[Start of Exercise data]

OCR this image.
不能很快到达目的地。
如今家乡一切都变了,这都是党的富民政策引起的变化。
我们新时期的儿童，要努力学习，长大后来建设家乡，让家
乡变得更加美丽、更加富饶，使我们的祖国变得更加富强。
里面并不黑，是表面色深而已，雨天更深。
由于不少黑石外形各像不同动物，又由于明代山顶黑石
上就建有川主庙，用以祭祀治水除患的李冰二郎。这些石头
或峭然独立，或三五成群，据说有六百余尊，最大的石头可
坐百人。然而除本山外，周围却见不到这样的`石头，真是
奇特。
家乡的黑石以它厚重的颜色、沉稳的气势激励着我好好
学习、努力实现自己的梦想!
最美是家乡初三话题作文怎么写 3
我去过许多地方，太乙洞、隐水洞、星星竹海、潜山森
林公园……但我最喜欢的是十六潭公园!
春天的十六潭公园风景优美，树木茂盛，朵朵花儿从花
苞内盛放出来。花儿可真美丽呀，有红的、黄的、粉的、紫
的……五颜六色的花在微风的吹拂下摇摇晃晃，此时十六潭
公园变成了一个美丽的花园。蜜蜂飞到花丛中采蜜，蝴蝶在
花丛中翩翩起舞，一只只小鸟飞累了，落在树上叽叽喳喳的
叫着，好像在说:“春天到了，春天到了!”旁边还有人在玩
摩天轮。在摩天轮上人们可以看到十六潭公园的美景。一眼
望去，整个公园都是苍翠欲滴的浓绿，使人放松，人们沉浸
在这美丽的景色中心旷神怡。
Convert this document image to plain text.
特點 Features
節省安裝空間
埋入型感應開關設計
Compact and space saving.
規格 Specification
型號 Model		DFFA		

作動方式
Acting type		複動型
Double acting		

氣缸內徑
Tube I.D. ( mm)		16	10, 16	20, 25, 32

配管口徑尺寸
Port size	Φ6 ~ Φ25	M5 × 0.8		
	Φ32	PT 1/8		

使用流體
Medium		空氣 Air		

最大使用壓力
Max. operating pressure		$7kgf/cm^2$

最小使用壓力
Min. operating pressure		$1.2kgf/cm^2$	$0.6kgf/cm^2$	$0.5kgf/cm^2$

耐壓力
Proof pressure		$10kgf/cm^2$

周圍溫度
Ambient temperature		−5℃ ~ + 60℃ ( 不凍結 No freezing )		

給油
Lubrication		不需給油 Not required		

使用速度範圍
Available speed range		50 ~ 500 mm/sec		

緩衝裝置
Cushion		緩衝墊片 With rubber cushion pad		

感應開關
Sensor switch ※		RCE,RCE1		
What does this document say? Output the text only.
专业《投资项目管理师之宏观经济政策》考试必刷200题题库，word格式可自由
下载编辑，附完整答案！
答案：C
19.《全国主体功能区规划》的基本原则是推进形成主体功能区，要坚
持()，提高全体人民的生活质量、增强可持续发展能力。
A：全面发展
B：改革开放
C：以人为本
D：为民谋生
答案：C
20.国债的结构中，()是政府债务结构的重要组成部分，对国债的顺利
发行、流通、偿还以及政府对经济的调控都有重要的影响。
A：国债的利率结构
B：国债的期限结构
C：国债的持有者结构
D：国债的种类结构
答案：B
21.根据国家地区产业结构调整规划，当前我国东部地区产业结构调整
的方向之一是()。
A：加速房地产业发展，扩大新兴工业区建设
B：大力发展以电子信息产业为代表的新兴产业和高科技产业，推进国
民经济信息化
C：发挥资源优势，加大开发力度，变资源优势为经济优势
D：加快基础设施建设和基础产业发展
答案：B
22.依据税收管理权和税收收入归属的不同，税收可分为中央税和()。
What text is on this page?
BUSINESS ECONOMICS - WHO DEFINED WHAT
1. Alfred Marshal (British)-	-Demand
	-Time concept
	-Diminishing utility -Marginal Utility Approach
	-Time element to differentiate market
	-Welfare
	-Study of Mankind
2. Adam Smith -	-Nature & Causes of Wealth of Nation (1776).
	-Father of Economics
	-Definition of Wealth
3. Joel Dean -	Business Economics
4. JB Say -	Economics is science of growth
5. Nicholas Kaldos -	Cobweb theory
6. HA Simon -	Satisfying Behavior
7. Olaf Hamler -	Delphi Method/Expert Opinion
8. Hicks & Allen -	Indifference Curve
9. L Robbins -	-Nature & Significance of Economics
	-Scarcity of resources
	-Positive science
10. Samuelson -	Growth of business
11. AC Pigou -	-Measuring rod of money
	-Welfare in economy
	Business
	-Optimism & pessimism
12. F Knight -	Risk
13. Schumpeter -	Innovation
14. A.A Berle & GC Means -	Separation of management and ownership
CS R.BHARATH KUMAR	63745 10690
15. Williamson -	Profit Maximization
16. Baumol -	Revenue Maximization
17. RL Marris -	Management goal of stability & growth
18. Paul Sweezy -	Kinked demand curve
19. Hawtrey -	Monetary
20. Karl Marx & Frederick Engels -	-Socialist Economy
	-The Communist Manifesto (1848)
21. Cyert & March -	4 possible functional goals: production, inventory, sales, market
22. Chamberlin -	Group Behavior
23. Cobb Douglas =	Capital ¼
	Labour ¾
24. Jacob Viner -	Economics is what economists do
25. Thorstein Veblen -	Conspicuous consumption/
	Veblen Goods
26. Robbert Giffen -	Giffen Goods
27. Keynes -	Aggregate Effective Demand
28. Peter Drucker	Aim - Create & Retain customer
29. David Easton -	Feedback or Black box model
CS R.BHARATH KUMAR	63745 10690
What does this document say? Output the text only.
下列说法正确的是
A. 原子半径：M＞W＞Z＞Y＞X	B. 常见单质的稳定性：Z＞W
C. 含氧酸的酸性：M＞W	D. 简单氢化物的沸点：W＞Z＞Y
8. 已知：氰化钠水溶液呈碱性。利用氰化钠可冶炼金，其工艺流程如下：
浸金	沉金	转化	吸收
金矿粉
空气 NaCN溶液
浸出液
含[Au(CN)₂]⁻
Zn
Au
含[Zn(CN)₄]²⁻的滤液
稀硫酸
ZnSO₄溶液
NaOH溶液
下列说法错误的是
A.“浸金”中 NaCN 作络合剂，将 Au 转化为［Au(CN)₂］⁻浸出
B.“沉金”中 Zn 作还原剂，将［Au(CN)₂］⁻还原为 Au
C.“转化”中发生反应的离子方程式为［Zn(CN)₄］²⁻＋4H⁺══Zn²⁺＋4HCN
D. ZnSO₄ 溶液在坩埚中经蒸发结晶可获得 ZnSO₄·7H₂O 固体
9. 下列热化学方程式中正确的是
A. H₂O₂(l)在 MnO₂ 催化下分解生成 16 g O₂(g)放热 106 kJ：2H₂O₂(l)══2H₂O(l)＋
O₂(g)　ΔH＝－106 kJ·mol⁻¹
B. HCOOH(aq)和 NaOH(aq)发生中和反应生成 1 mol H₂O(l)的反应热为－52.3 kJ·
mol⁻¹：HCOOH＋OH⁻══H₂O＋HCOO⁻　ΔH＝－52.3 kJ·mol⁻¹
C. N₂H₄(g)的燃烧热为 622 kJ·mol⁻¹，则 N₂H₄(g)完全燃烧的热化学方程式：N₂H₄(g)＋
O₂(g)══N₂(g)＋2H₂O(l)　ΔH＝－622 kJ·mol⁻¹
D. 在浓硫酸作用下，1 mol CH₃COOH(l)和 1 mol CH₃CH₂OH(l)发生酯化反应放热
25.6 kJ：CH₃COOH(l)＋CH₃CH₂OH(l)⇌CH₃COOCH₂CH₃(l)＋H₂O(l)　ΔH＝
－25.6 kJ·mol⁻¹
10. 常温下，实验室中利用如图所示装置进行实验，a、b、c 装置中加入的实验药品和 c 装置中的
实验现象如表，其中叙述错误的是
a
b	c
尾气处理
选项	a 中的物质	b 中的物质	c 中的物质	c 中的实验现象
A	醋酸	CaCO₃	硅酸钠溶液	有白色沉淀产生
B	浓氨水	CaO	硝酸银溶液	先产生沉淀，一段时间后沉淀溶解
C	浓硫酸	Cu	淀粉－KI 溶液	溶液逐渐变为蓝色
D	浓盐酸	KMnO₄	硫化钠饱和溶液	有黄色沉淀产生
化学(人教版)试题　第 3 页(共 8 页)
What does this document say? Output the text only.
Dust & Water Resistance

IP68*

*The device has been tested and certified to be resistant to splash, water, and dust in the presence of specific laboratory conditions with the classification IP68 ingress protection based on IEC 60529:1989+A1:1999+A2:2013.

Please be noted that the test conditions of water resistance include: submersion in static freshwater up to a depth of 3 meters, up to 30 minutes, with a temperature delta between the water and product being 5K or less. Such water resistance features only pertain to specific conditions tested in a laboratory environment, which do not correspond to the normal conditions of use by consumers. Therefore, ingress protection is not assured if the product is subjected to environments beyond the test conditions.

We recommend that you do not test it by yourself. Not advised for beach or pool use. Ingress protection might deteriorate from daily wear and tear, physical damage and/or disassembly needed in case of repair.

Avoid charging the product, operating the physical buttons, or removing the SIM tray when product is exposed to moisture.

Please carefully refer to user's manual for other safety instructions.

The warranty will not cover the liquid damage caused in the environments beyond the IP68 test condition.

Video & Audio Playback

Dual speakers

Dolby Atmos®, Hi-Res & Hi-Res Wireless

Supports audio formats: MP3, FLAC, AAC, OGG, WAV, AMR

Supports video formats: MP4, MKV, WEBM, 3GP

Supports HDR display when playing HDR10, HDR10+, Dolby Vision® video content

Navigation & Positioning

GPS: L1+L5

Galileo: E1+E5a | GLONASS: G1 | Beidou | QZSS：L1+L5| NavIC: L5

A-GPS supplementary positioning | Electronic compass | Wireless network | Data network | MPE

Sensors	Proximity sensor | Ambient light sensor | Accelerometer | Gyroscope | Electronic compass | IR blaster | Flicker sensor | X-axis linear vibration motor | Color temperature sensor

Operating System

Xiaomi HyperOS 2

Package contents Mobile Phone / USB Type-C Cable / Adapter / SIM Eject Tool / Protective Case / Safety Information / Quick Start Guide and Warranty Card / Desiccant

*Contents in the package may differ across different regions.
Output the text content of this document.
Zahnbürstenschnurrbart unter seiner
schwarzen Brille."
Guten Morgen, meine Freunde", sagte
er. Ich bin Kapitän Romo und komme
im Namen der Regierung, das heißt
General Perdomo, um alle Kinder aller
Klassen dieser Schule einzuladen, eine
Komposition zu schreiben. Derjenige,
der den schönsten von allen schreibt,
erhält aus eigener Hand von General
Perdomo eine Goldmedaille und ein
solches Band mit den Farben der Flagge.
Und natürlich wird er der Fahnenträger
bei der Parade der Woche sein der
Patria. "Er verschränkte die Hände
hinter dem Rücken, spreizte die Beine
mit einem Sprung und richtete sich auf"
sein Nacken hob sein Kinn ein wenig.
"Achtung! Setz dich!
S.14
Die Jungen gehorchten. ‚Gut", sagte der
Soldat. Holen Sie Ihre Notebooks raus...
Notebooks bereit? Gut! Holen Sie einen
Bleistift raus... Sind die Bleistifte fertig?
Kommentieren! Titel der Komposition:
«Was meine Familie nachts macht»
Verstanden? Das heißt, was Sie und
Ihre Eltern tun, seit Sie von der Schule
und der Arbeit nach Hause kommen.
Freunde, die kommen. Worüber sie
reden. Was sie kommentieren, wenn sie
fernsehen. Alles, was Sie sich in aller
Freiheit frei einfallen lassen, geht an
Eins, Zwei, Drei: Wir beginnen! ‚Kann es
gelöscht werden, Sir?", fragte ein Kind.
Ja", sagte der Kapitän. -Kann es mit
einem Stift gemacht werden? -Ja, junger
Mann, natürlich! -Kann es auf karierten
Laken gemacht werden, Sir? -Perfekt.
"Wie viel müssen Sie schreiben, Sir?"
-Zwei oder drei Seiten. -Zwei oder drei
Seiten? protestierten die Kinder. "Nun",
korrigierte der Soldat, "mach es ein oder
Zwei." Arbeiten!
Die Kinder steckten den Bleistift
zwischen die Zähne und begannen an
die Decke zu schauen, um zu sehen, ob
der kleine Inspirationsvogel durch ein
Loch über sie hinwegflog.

[End of Exercise data]

▸ Exercise details
Using the entries above, return each line that includes the word "Dolby".

▸ Exercise result
Dolby Atmos®, Hi-Res & Hi-Res Wireless
Supports HDR display when playing HDR10, HDR10+, Dolby Vision® video content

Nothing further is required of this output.